§ Stated goal
Pick out every line of the entries below where "Eligibility" occurs, and copy those lines.

§ Input for this task

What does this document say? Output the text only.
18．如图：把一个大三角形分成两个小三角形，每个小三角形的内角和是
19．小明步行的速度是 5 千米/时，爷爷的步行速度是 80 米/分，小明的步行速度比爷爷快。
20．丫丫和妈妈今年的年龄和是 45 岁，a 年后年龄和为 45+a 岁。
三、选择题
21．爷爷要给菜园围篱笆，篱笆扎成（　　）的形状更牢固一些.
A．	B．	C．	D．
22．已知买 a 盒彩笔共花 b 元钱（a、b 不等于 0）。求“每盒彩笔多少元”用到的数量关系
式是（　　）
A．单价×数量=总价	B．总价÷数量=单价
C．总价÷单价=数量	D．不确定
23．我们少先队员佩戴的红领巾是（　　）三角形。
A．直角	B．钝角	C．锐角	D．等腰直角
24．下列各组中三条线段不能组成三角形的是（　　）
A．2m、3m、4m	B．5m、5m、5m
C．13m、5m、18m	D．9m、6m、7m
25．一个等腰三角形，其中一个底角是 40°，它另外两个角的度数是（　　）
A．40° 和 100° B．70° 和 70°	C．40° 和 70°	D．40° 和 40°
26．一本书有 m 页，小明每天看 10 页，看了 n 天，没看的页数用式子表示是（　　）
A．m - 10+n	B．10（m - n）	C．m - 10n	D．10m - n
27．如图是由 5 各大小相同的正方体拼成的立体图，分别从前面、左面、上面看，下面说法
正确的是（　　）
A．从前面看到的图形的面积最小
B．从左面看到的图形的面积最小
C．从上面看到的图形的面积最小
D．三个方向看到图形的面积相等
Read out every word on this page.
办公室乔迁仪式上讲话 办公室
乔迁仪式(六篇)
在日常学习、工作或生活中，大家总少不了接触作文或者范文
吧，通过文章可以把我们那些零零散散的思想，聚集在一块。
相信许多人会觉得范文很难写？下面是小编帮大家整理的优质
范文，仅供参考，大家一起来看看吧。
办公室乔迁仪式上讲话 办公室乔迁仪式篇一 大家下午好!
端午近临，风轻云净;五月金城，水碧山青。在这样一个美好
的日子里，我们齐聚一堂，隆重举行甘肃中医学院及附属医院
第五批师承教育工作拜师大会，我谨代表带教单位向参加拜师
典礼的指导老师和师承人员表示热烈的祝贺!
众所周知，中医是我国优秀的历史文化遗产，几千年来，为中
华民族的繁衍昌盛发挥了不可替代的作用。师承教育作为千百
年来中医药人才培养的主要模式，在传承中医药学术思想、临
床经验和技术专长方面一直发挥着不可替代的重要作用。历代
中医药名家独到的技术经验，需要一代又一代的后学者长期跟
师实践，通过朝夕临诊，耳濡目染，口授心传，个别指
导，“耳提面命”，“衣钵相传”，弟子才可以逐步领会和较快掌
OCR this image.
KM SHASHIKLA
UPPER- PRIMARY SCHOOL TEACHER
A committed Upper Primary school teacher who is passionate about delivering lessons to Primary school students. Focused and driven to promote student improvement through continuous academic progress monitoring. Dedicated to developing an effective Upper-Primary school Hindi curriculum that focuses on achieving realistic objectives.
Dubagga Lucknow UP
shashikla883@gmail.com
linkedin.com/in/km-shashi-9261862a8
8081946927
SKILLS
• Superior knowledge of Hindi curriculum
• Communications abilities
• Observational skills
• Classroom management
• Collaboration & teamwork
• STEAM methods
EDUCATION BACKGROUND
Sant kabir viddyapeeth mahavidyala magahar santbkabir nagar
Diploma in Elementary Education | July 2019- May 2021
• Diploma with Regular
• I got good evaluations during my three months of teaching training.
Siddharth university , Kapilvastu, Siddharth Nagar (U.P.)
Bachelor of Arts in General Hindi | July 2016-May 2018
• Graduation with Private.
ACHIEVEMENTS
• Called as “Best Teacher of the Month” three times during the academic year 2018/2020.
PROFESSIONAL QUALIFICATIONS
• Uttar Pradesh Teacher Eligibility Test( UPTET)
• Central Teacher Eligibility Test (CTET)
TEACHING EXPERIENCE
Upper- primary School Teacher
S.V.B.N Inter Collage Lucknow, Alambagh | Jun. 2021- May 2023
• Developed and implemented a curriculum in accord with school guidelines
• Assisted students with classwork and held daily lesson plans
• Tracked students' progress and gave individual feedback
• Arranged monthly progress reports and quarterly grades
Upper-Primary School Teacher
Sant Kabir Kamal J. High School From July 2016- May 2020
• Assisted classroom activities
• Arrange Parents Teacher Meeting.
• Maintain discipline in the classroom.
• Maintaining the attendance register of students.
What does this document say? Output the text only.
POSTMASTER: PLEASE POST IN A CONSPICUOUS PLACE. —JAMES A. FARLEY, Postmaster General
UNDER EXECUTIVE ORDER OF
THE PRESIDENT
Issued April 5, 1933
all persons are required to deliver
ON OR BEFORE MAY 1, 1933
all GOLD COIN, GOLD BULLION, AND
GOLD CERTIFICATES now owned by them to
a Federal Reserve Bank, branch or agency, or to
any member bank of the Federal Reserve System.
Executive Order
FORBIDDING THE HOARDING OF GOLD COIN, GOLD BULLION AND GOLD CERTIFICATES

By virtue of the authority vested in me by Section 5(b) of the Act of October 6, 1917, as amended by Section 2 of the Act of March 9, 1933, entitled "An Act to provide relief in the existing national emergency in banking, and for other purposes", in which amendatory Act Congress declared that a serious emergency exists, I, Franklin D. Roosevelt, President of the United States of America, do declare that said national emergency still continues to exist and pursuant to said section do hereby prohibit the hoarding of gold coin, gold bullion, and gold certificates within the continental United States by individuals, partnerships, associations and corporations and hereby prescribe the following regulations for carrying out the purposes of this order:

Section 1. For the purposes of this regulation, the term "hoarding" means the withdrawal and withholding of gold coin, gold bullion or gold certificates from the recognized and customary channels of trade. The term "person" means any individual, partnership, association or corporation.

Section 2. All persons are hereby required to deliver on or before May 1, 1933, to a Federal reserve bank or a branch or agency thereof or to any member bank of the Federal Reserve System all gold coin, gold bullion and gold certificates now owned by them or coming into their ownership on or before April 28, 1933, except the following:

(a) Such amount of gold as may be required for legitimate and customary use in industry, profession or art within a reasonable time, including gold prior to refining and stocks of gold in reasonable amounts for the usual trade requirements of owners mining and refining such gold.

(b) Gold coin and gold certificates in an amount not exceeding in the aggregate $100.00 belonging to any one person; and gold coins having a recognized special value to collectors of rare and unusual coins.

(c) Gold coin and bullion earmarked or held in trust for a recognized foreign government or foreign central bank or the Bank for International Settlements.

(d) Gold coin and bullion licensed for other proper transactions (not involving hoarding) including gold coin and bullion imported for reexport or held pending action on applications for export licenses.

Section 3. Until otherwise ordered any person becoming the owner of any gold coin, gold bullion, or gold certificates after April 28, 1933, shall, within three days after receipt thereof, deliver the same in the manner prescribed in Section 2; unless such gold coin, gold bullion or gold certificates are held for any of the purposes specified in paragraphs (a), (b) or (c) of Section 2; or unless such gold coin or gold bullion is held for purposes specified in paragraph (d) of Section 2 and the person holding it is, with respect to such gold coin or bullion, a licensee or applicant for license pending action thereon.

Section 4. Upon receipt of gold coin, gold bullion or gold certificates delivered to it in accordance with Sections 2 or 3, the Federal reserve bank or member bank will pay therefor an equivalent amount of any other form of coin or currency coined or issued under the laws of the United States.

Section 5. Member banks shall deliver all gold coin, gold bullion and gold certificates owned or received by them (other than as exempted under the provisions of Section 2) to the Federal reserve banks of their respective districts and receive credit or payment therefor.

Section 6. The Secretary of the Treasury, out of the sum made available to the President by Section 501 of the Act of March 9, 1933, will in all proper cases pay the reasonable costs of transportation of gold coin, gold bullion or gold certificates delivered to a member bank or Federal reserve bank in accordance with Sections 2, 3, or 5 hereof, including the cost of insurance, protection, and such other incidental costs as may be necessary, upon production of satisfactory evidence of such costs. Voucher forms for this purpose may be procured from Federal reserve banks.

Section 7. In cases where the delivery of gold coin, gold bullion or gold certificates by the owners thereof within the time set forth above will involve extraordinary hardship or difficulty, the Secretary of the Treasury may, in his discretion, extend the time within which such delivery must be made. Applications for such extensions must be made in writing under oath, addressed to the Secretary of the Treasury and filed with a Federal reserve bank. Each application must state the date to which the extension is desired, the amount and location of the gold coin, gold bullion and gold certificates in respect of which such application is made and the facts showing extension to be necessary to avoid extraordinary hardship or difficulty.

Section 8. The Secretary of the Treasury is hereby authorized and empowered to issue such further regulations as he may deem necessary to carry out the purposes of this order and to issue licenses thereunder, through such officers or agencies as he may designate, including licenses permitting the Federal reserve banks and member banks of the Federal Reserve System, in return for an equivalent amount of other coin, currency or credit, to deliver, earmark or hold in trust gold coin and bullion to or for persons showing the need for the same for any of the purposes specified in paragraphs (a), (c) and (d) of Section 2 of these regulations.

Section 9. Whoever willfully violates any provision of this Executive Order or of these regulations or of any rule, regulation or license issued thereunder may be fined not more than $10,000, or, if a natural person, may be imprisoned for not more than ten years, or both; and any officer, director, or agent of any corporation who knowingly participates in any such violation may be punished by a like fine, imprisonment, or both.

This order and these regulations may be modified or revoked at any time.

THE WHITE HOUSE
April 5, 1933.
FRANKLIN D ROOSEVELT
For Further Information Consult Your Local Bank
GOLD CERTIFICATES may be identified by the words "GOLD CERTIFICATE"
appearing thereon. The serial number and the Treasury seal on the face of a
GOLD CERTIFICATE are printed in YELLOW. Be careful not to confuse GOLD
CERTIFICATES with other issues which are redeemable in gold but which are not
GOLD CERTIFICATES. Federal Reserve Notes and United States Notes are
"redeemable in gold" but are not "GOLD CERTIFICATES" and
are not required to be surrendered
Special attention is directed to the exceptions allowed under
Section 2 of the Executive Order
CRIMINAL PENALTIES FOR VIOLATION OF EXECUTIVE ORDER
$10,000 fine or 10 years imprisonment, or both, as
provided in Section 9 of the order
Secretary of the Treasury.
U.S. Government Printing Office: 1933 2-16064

§ Output
• Uttar Pradesh Teacher Eligibility Test( UPTET)
• Central Teacher Eligibility Test (CTET)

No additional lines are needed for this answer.